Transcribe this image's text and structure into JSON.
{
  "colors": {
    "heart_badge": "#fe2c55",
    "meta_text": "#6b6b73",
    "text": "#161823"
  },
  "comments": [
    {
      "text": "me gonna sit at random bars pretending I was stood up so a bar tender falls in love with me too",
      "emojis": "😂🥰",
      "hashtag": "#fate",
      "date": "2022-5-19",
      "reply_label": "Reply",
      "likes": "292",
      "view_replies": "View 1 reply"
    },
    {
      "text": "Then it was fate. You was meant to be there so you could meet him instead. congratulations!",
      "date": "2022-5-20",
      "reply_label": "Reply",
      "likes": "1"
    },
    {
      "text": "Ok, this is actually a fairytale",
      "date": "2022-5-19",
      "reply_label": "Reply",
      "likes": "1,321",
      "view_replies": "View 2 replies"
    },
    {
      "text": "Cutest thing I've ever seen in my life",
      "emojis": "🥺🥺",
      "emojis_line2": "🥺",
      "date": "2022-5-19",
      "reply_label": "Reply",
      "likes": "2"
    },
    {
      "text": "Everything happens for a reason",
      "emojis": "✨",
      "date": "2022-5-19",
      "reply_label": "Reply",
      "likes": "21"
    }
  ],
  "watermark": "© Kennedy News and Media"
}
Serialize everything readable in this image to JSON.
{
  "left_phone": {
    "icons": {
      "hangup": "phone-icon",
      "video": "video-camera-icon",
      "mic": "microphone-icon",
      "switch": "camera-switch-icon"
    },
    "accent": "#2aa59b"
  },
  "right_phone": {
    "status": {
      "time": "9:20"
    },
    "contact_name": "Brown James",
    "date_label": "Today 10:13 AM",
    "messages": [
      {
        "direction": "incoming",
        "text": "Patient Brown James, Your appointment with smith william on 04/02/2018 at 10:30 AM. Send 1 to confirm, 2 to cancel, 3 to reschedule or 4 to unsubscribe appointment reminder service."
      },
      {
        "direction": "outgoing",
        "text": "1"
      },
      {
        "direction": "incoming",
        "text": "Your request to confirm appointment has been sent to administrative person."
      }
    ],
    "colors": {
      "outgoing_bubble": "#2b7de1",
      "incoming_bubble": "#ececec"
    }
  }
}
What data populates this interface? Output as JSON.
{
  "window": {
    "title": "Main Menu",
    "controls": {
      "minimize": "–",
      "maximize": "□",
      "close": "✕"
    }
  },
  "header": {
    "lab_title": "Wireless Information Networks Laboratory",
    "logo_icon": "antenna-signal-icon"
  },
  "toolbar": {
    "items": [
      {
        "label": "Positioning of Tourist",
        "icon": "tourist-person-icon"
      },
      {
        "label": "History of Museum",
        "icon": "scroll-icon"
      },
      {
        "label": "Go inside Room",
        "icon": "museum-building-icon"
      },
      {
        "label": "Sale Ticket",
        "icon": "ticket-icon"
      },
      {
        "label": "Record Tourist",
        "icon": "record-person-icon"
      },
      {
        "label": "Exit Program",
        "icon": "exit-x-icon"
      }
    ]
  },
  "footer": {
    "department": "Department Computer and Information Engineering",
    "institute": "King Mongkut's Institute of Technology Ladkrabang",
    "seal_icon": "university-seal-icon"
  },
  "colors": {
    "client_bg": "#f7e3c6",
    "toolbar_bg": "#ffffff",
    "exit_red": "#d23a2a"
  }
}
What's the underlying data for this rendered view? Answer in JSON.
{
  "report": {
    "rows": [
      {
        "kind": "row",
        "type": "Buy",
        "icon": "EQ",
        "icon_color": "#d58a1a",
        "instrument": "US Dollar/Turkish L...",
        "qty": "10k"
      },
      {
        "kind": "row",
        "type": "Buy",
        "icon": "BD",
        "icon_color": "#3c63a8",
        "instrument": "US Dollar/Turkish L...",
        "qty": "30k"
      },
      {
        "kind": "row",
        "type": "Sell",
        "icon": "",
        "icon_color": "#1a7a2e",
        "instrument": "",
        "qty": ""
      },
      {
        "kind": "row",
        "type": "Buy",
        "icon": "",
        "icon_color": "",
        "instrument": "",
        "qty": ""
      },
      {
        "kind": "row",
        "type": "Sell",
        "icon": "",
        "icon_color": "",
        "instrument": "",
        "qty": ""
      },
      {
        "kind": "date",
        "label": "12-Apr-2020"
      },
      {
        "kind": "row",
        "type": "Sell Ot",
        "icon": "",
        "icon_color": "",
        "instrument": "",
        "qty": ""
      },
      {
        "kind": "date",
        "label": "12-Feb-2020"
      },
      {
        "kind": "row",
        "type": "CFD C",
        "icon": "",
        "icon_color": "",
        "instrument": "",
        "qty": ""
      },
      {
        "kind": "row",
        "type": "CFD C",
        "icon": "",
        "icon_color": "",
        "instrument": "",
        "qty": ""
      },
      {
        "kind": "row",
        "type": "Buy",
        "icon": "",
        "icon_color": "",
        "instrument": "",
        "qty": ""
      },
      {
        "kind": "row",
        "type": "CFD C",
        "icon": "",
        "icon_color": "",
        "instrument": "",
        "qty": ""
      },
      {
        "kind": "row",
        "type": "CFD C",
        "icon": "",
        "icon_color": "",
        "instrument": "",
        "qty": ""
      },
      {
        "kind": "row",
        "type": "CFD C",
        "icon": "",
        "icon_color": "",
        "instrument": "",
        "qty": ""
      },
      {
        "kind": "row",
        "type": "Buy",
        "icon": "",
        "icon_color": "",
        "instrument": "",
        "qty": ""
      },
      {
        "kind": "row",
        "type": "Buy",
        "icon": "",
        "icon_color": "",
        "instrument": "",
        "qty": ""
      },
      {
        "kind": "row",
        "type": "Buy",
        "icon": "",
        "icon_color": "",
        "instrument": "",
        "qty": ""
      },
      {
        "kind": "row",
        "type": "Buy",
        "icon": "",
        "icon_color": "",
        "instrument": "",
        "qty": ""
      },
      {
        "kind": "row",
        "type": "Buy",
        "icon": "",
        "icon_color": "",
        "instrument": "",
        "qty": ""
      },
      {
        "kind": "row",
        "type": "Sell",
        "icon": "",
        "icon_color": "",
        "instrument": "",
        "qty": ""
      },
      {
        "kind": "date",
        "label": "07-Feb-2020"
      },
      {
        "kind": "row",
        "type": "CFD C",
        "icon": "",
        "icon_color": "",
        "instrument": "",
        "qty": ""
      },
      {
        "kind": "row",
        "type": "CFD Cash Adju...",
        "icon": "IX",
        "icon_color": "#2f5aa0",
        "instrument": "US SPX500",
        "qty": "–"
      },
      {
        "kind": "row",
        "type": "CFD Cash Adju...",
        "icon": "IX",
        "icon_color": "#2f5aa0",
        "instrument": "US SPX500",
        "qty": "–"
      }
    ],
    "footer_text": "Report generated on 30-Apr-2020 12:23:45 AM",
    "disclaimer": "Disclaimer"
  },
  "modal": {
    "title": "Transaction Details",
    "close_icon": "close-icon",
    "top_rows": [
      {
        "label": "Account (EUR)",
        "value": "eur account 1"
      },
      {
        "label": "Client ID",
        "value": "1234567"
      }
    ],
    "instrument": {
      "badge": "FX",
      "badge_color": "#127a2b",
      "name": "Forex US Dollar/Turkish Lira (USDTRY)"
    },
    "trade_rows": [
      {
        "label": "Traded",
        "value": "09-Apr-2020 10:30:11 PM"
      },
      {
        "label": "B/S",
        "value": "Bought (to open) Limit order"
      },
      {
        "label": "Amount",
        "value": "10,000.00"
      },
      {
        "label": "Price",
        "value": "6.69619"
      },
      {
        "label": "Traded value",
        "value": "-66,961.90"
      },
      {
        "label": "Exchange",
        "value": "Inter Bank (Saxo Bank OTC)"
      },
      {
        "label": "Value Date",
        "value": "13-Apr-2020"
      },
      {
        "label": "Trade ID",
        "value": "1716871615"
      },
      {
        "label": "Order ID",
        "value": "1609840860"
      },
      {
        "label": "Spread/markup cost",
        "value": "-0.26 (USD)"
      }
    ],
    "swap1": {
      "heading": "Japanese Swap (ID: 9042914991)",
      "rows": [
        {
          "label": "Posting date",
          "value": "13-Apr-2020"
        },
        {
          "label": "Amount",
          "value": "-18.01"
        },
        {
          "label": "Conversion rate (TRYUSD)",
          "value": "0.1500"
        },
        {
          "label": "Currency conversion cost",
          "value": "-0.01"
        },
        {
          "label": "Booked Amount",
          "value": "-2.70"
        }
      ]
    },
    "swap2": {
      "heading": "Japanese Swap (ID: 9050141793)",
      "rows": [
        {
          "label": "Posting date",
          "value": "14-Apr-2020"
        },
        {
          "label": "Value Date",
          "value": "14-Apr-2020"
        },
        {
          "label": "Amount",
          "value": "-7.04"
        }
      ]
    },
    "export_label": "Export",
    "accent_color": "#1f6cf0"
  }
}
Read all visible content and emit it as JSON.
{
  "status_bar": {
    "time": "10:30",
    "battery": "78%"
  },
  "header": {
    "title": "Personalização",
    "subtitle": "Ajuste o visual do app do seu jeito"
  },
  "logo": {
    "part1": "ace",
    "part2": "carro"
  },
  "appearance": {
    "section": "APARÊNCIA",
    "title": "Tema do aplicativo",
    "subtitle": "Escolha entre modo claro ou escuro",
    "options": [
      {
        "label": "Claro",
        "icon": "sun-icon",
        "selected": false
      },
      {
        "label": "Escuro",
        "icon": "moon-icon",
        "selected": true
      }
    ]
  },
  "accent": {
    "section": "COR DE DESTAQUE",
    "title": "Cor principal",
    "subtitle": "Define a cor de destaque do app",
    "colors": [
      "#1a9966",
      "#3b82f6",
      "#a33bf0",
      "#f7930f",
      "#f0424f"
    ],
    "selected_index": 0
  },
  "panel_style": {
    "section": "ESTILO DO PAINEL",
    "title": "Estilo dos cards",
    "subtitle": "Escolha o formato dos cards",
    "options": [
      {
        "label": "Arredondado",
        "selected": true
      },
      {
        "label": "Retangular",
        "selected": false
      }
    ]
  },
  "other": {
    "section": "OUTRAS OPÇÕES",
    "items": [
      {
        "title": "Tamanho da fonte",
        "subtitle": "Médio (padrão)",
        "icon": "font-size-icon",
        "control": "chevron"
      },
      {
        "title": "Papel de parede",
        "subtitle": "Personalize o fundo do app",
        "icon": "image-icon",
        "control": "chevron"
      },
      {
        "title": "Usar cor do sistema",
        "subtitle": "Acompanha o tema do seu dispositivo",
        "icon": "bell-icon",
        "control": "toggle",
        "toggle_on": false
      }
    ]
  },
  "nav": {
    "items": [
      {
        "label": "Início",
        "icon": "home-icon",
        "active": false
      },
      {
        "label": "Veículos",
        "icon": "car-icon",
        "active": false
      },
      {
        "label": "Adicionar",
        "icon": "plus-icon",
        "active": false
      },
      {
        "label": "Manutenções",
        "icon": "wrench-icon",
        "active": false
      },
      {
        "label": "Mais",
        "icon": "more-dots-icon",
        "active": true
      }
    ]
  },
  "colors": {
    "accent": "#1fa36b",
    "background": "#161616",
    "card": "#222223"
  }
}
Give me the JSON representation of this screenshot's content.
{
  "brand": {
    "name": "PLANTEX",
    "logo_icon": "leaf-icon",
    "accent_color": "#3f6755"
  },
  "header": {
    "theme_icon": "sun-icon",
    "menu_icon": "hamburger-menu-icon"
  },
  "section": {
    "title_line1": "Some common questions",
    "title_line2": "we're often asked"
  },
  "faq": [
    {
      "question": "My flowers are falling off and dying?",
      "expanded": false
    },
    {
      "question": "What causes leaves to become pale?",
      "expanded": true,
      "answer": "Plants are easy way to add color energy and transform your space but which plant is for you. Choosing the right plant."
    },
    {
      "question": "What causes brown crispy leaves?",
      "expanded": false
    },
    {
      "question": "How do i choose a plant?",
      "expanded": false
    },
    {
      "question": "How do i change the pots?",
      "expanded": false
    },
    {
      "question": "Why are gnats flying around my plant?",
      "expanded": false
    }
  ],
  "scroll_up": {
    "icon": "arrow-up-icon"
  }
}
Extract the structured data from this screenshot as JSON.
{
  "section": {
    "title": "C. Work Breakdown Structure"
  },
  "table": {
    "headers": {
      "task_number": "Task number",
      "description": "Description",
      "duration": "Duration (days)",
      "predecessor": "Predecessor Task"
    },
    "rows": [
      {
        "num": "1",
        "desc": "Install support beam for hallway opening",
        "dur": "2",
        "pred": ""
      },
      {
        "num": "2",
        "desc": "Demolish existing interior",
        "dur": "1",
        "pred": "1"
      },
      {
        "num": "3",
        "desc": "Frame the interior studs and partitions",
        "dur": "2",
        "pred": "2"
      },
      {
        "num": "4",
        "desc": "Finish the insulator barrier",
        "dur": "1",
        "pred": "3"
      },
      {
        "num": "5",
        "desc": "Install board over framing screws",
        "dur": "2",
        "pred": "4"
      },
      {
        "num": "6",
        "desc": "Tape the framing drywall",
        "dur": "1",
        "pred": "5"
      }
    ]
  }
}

┄┄┄┄┄┄┄┄┄┄

TASK: Locate each line containing the string "Install" and show it.

SOLUTION:
        "desc": "Install support beam for hallway opening",
        "desc": "Install board over framing screws",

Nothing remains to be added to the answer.